- Aim: Reproduce the records below exactly as given.

┄┄┄┄┄┄┄┄┄┄

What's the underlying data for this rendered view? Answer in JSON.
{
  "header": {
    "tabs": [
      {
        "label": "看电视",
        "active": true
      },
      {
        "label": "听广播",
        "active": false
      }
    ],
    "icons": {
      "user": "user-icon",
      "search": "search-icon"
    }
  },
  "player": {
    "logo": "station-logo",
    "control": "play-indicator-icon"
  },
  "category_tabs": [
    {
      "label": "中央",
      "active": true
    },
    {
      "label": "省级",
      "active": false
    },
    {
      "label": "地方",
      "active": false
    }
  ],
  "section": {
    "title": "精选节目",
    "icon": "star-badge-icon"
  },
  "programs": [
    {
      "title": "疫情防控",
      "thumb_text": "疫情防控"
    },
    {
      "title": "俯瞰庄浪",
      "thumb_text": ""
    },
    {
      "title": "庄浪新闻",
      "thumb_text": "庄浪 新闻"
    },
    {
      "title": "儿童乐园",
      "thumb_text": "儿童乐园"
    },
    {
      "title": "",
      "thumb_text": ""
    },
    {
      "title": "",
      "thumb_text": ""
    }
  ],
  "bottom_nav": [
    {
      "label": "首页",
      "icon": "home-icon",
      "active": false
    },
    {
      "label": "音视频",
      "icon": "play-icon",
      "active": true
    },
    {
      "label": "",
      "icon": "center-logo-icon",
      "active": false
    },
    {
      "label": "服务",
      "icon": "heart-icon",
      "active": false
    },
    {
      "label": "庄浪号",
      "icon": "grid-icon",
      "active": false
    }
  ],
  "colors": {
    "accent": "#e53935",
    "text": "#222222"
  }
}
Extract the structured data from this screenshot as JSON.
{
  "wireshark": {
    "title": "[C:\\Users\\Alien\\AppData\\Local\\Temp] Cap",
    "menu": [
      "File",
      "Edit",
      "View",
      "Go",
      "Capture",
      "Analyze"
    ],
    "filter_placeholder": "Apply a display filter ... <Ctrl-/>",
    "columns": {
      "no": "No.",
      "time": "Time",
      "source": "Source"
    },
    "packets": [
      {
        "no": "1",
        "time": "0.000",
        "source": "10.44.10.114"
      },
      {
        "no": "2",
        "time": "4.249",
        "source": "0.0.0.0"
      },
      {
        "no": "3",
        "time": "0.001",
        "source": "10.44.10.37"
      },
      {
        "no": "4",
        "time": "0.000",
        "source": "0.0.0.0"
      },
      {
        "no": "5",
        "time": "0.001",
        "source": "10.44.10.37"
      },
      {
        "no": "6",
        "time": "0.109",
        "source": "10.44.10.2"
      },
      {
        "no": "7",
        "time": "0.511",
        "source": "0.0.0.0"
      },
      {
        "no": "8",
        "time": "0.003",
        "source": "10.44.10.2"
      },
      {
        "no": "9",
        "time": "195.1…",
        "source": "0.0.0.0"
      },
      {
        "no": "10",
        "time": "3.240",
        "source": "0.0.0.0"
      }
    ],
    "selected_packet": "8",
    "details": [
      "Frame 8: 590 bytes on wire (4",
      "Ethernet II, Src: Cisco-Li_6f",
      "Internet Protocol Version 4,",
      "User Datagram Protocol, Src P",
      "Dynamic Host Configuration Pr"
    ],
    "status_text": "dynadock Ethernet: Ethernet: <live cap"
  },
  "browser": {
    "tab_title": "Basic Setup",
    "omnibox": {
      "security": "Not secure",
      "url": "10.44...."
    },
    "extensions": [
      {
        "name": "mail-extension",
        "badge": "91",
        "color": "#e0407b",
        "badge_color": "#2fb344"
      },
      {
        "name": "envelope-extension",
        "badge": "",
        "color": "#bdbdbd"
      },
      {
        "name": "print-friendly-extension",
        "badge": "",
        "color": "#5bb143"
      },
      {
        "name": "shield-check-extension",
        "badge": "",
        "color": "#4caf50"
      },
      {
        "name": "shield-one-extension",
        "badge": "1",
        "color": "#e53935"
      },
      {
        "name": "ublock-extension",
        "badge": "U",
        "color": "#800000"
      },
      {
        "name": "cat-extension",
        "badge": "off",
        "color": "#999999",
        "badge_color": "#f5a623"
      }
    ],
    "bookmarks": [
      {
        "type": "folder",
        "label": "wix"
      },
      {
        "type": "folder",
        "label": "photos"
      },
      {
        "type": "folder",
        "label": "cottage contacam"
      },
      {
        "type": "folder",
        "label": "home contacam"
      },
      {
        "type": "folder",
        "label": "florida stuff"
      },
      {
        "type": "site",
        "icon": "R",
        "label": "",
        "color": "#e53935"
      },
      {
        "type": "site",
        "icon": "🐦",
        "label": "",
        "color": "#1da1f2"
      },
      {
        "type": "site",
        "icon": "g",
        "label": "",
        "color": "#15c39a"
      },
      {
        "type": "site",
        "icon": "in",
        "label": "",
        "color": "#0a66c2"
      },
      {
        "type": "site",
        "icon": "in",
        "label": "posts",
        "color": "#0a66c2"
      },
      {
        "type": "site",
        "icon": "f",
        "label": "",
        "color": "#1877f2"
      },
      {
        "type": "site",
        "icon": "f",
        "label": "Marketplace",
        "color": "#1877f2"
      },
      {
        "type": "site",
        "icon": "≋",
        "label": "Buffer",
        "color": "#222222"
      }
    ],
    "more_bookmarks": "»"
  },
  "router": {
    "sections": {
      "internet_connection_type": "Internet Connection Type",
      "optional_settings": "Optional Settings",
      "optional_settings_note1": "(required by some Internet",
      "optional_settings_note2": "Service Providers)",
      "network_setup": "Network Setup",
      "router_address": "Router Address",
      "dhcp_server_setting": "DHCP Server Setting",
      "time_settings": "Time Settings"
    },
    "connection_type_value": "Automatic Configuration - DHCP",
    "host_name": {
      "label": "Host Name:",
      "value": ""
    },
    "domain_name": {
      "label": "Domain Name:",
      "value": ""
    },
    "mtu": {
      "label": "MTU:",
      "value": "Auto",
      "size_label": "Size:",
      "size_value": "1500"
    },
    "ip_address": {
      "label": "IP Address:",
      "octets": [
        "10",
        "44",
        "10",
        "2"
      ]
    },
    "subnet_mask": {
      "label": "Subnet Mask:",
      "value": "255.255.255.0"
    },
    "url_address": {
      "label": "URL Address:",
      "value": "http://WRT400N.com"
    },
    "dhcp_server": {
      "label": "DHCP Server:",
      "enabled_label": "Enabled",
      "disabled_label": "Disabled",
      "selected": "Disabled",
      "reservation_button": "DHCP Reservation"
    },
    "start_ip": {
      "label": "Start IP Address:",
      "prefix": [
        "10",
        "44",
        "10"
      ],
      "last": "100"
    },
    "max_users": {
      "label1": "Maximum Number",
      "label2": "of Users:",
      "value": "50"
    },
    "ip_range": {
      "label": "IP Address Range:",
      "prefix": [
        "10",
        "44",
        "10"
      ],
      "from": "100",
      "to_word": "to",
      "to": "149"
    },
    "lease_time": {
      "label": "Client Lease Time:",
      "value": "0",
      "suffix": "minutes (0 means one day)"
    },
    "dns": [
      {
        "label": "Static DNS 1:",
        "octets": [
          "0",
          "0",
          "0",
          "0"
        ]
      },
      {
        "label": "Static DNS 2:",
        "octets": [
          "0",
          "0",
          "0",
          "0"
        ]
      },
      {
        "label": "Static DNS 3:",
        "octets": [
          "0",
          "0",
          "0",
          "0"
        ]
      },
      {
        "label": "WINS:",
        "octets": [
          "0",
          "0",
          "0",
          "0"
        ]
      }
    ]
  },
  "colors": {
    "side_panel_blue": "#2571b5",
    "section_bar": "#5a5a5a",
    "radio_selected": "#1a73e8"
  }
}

┄┄┄┄┄┄┄┄┄┄

- Solution below:
What's the underlying data for this rendered view? Answer in JSON.
{
  "header": {
    "tabs": [
      {
        "label": "看电视",
        "active": true
      },
      {
        "label": "听广播",
        "active": false
      }
    ],
    "icons": {
      "user": "user-icon",
      "search": "search-icon"
    }
  },
  "player": {
    "logo": "station-logo",
    "control": "play-indicator-icon"
  },
  "category_tabs": [
    {
      "label": "中央",
      "active": true
    },
    {
      "label": "省级",
      "active": false
    },
    {
      "label": "地方",
      "active": false
    }
  ],
  "section": {
    "title": "精选节目",
    "icon": "star-badge-icon"
  },
  "programs": [
    {
      "title": "疫情防控",
      "thumb_text": "疫情防控"
    },
    {
      "title": "俯瞰庄浪",
      "thumb_text": ""
    },
    {
      "title": "庄浪新闻",
      "thumb_text": "庄浪 新闻"
    },
    {
      "title": "儿童乐园",
      "thumb_text": "儿童乐园"
    },
    {
      "title": "",
      "thumb_text": ""
    },
    {
      "title": "",
      "thumb_text": ""
    }
  ],
  "bottom_nav": [
    {
      "label": "首页",
      "icon": "home-icon",
      "active": false
    },
    {
      "label": "音视频",
      "icon": "play-icon",
      "active": true
    },
    {
      "label": "",
      "icon": "center-logo-icon",
      "active": false
    },
    {
      "label": "服务",
      "icon": "heart-icon",
      "active": false
    },
    {
      "label": "庄浪号",
      "icon": "grid-icon",
      "active": false
    }
  ],
  "colors": {
    "accent": "#e53935",
    "text": "#222222"
  }
}
Extract the structured data from this screenshot as JSON.
{
  "wireshark": {
    "title": "[C:\\Users\\Alien\\AppData\\Local\\Temp] Cap",
    "menu": [
      "File",
      "Edit",
      "View",
      "Go",
      "Capture",
      "Analyze"
    ],
    "filter_placeholder": "Apply a display filter ... <Ctrl-/>",
    "columns": {
      "no": "No.",
      "time": "Time",
      "source": "Source"
    },
    "packets": [
      {
        "no": "1",
        "time": "0.000",
        "source": "10.44.10.114"
      },
      {
        "no": "2",
        "time": "4.249",
        "source": "0.0.0.0"
      },
      {
        "no": "3",
        "time": "0.001",
        "source": "10.44.10.37"
      },
      {
        "no": "4",
        "time": "0.000",
        "source": "0.0.0.0"
      },
      {
        "no": "5",
        "time": "0.001",
        "source": "10.44.10.37"
      },
      {
        "no": "6",
        "time": "0.109",
        "source": "10.44.10.2"
      },
      {
        "no": "7",
        "time": "0.511",
        "source": "0.0.0.0"
      },
      {
        "no": "8",
        "time": "0.003",
        "source": "10.44.10.2"
      },
      {
        "no": "9",
        "time": "195.1…",
        "source": "0.0.0.0"
      },
      {
        "no": "10",
        "time": "3.240",
        "source": "0.0.0.0"
      }
    ],
    "selected_packet": "8",
    "details": [
      "Frame 8: 590 bytes on wire (4",
      "Ethernet II, Src: Cisco-Li_6f",
      "Internet Protocol Version 4,",
      "User Datagram Protocol, Src P",
      "Dynamic Host Configuration Pr"
    ],
    "status_text": "dynadock Ethernet: Ethernet: <live cap"
  },
  "browser": {
    "tab_title": "Basic Setup",
    "omnibox": {
      "security": "Not secure",
      "url": "10.44...."
    },
    "extensions": [
      {
        "name": "mail-extension",
        "badge": "91",
        "color": "#e0407b",
        "badge_color": "#2fb344"
      },
      {
        "name": "envelope-extension",
        "badge": "",
        "color": "#bdbdbd"
      },
      {
        "name": "print-friendly-extension",
        "badge": "",
        "color": "#5bb143"
      },
      {
        "name": "shield-check-extension",
        "badge": "",
        "color": "#4caf50"
      },
      {
        "name": "shield-one-extension",
        "badge": "1",
        "color": "#e53935"
      },
      {
        "name": "ublock-extension",
        "badge": "U",
        "color": "#800000"
      },
      {
        "name": "cat-extension",
        "badge": "off",
        "color": "#999999",
        "badge_color": "#f5a623"
      }
    ],
    "bookmarks": [
      {
        "type": "folder",
        "label": "wix"
      },
      {
        "type": "folder",
        "label": "photos"
      },
      {
        "type": "folder",
        "label": "cottage contacam"
      },
      {
        "type": "folder",
        "label": "home contacam"
      },
      {
        "type": "folder",
        "label": "florida stuff"
      },
      {
        "type": "site",
        "icon": "R",
        "label": "",
        "color": "#e53935"
      },
      {
        "type": "site",
        "icon": "🐦",
        "label": "",
        "color": "#1da1f2"
      },
      {
        "type": "site",
        "icon": "g",
        "label": "",
        "color": "#15c39a"
      },
      {
        "type": "site",
        "icon": "in",
        "label": "",
        "color": "#0a66c2"
      },
      {
        "type": "site",
        "icon": "in",
        "label": "posts",
        "color": "#0a66c2"
      },
      {
        "type": "site",
        "icon": "f",
        "label": "",
        "color": "#1877f2"
      },
      {
        "type": "site",
        "icon": "f",
        "label": "Marketplace",
        "color": "#1877f2"
      },
      {
        "type": "site",
        "icon": "≋",
        "label": "Buffer",
        "color": "#222222"
      }
    ],
    "more_bookmarks": "»"
  },
  "router": {
    "sections": {
      "internet_connection_type": "Internet Connection Type",
      "optional_settings": "Optional Settings",
      "optional_settings_note1": "(required by some Internet",
      "optional_settings_note2": "Service Providers)",
      "network_setup": "Network Setup",
      "router_address": "Router Address",
      "dhcp_server_setting": "DHCP Server Setting",
      "time_settings": "Time Settings"
    },
    "connection_type_value": "Automatic Configuration - DHCP",
    "host_name": {
      "label": "Host Name:",
      "value": ""
    },
    "domain_name": {
      "label": "Domain Name:",
      "value": ""
    },
    "mtu": {
      "label": "MTU:",
      "value": "Auto",
      "size_label": "Size:",
      "size_value": "1500"
    },
    "ip_address": {
      "label": "IP Address:",
      "octets": [
        "10",
        "44",
        "10",
        "2"
      ]
    },
    "subnet_mask": {
      "label": "Subnet Mask:",
      "value": "255.255.255.0"
    },
    "url_address": {
      "label": "URL Address:",
      "value": "http://WRT400N.com"
    },
    "dhcp_server": {
      "label": "DHCP Server:",
      "enabled_label": "Enabled",
      "disabled_label": "Disabled",
      "selected": "Disabled",
      "reservation_button": "DHCP Reservation"
    },
    "start_ip": {
      "label": "Start IP Address:",
      "prefix": [
        "10",
        "44",
        "10"
      ],
      "last": "100"
    },
    "max_users": {
      "label1": "Maximum Number",
      "label2": "of Users:",
      "value": "50"
    },
    "ip_range": {
      "label": "IP Address Range:",
      "prefix": [
        "10",
        "44",
        "10"
      ],
      "from": "100",
      "to_word": "to",
      "to": "149"
    },
    "lease_time": {
      "label": "Client Lease Time:",
      "value": "0",
      "suffix": "minutes (0 means one day)"
    },
    "dns": [
      {
        "label": "Static DNS 1:",
        "octets": [
          "0",
          "0",
          "0",
          "0"
        ]
      },
      {
        "label": "Static DNS 2:",
        "octets": [
          "0",
          "0",
          "0",
          "0"
        ]
      },
      {
        "label": "Static DNS 3:",
        "octets": [
          "0",
          "0",
          "0",
          "0"
        ]
      },
      {
        "label": "WINS:",
        "octets": [
          "0",
          "0",
          "0",
          "0"
        ]
      }
    ]
  },
  "colors": {
    "side_panel_blue": "#2571b5",
    "section_bar": "#5a5a5a",
    "radio_selected": "#1a73e8"
  }
}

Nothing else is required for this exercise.